▼▼▼
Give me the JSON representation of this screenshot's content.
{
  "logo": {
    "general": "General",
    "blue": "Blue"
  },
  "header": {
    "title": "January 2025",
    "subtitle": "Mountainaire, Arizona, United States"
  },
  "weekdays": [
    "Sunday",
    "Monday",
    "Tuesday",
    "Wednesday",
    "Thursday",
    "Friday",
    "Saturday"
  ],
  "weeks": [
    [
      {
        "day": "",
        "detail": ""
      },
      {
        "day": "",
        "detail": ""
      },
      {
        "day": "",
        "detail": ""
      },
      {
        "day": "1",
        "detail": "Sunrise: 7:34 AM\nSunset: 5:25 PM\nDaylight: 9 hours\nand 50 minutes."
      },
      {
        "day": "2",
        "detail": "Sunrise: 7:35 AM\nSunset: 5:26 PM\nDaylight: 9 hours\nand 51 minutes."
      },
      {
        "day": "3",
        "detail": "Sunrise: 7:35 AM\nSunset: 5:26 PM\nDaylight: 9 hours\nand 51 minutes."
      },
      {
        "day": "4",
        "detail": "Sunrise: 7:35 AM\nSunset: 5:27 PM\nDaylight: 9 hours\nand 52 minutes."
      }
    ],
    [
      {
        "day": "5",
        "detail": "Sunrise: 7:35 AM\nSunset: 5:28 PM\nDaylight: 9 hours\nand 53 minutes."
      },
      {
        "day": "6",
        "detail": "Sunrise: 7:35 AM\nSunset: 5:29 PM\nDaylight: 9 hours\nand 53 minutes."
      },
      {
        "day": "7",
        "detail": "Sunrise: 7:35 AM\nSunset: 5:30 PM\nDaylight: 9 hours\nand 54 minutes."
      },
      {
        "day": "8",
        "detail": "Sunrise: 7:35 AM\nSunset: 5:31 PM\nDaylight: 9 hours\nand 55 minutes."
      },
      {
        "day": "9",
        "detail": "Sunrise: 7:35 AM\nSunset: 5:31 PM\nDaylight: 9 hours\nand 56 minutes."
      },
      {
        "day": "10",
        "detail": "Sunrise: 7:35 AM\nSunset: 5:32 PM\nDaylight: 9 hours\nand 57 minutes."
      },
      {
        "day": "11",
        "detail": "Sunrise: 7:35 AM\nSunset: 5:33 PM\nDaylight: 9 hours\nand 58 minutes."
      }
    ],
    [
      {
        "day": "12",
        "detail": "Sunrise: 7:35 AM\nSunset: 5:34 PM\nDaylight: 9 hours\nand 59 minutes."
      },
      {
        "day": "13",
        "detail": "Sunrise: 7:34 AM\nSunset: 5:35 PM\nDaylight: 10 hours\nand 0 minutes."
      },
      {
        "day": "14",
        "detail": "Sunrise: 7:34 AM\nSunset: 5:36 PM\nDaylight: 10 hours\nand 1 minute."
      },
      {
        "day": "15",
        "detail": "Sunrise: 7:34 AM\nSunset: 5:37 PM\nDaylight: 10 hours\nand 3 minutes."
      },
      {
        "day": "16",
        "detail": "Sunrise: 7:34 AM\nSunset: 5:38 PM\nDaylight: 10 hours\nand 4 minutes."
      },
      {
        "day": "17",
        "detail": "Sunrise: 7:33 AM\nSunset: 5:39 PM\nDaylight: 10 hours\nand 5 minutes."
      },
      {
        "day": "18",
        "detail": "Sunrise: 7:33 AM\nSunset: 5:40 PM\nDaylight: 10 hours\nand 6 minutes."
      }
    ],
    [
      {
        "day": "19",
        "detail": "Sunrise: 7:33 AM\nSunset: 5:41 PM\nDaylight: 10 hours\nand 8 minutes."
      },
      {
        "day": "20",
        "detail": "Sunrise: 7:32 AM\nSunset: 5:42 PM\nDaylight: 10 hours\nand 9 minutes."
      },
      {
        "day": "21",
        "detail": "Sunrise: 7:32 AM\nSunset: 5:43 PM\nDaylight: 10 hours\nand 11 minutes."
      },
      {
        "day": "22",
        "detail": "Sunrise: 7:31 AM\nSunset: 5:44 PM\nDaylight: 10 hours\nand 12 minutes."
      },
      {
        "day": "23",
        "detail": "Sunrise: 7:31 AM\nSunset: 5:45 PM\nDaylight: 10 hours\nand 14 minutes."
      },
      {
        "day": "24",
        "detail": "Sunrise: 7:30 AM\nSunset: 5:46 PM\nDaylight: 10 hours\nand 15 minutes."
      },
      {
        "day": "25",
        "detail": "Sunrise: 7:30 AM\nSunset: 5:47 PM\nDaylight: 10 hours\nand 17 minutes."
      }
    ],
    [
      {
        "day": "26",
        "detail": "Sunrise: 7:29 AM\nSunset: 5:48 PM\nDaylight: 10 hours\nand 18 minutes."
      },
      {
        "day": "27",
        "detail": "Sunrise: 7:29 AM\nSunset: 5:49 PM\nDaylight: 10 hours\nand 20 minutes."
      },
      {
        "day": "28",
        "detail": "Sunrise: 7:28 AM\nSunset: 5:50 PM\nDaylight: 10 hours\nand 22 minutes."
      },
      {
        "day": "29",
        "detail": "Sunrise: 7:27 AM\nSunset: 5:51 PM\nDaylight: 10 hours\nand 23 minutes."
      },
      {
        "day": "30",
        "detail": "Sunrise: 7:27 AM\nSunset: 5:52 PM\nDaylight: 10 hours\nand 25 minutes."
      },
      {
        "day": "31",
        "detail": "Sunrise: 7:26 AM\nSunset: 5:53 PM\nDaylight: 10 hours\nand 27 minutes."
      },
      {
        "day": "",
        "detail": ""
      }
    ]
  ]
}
▲▲▲
• **SHORT EXERCISE**
Write out all the lines again, exactly as they are.

• **SOLUTION BELOW**
Give me the JSON representation of this screenshot's content.
{
  "logo": {
    "general": "General",
    "blue": "Blue"
  },
  "header": {
    "title": "January 2025",
    "subtitle": "Mountainaire, Arizona, United States"
  },
  "weekdays": [
    "Sunday",
    "Monday",
    "Tuesday",
    "Wednesday",
    "Thursday",
    "Friday",
    "Saturday"
  ],
  "weeks": [
    [
      {
        "day": "",
        "detail": ""
      },
      {
        "day": "",
        "detail": ""
      },
      {
        "day": "",
        "detail": ""
      },
      {
        "day": "1",
        "detail": "Sunrise: 7:34 AM\nSunset: 5:25 PM\nDaylight: 9 hours\nand 50 minutes."
      },
      {
        "day": "2",
        "detail": "Sunrise: 7:35 AM\nSunset: 5:26 PM\nDaylight: 9 hours\nand 51 minutes."
      },
      {
        "day": "3",
        "detail": "Sunrise: 7:35 AM\nSunset: 5:26 PM\nDaylight: 9 hours\nand 51 minutes."
      },
      {
        "day": "4",
        "detail": "Sunrise: 7:35 AM\nSunset: 5:27 PM\nDaylight: 9 hours\nand 52 minutes."
      }
    ],
    [
      {
        "day": "5",
        "detail": "Sunrise: 7:35 AM\nSunset: 5:28 PM\nDaylight: 9 hours\nand 53 minutes."
      },
      {
        "day": "6",
        "detail": "Sunrise: 7:35 AM\nSunset: 5:29 PM\nDaylight: 9 hours\nand 53 minutes."
      },
      {
        "day": "7",
        "detail": "Sunrise: 7:35 AM\nSunset: 5:30 PM\nDaylight: 9 hours\nand 54 minutes."
      },
      {
        "day": "8",
        "detail": "Sunrise: 7:35 AM\nSunset: 5:31 PM\nDaylight: 9 hours\nand 55 minutes."
      },
      {
        "day": "9",
        "detail": "Sunrise: 7:35 AM\nSunset: 5:31 PM\nDaylight: 9 hours\nand 56 minutes."
      },
      {
        "day": "10",
        "detail": "Sunrise: 7:35 AM\nSunset: 5:32 PM\nDaylight: 9 hours\nand 57 minutes."
      },
      {
        "day": "11",
        "detail": "Sunrise: 7:35 AM\nSunset: 5:33 PM\nDaylight: 9 hours\nand 58 minutes."
      }
    ],
    [
      {
        "day": "12",
        "detail": "Sunrise: 7:35 AM\nSunset: 5:34 PM\nDaylight: 9 hours\nand 59 minutes."
      },
      {
        "day": "13",
        "detail": "Sunrise: 7:34 AM\nSunset: 5:35 PM\nDaylight: 10 hours\nand 0 minutes."
      },
      {
        "day": "14",
        "detail": "Sunrise: 7:34 AM\nSunset: 5:36 PM\nDaylight: 10 hours\nand 1 minute."
      },
      {
        "day": "15",
        "detail": "Sunrise: 7:34 AM\nSunset: 5:37 PM\nDaylight: 10 hours\nand 3 minutes."
      },
      {
        "day": "16",
        "detail": "Sunrise: 7:34 AM\nSunset: 5:38 PM\nDaylight: 10 hours\nand 4 minutes."
      },
      {
        "day": "17",
        "detail": "Sunrise: 7:33 AM\nSunset: 5:39 PM\nDaylight: 10 hours\nand 5 minutes."
      },
      {
        "day": "18",
        "detail": "Sunrise: 7:33 AM\nSunset: 5:40 PM\nDaylight: 10 hours\nand 6 minutes."
      }
    ],
    [
      {
        "day": "19",
        "detail": "Sunrise: 7:33 AM\nSunset: 5:41 PM\nDaylight: 10 hours\nand 8 minutes."
      },
      {
        "day": "20",
        "detail": "Sunrise: 7:32 AM\nSunset: 5:42 PM\nDaylight: 10 hours\nand 9 minutes."
      },
      {
        "day": "21",
        "detail": "Sunrise: 7:32 AM\nSunset: 5:43 PM\nDaylight: 10 hours\nand 11 minutes."
      },
      {
        "day": "22",
        "detail": "Sunrise: 7:31 AM\nSunset: 5:44 PM\nDaylight: 10 hours\nand 12 minutes."
      },
      {
        "day": "23",
        "detail": "Sunrise: 7:31 AM\nSunset: 5:45 PM\nDaylight: 10 hours\nand 14 minutes."
      },
      {
        "day": "24",
        "detail": "Sunrise: 7:30 AM\nSunset: 5:46 PM\nDaylight: 10 hours\nand 15 minutes."
      },
      {
        "day": "25",
        "detail": "Sunrise: 7:30 AM\nSunset: 5:47 PM\nDaylight: 10 hours\nand 17 minutes."
      }
    ],
    [
      {
        "day": "26",
        "detail": "Sunrise: 7:29 AM\nSunset: 5:48 PM\nDaylight: 10 hours\nand 18 minutes."
      },
      {
        "day": "27",
        "detail": "Sunrise: 7:29 AM\nSunset: 5:49 PM\nDaylight: 10 hours\nand 20 minutes."
      },
      {
        "day": "28",
        "detail": "Sunrise: 7:28 AM\nSunset: 5:50 PM\nDaylight: 10 hours\nand 22 minutes."
      },
      {
        "day": "29",
        "detail": "Sunrise: 7:27 AM\nSunset: 5:51 PM\nDaylight: 10 hours\nand 23 minutes."
      },
      {
        "day": "30",
        "detail": "Sunrise: 7:27 AM\nSunset: 5:52 PM\nDaylight: 10 hours\nand 25 minutes."
      },
      {
        "day": "31",
        "detail": "Sunrise: 7:26 AM\nSunset: 5:53 PM\nDaylight: 10 hours\nand 27 minutes."
      },
      {
        "day": "",
        "detail": ""
      }
    ]
  ]
}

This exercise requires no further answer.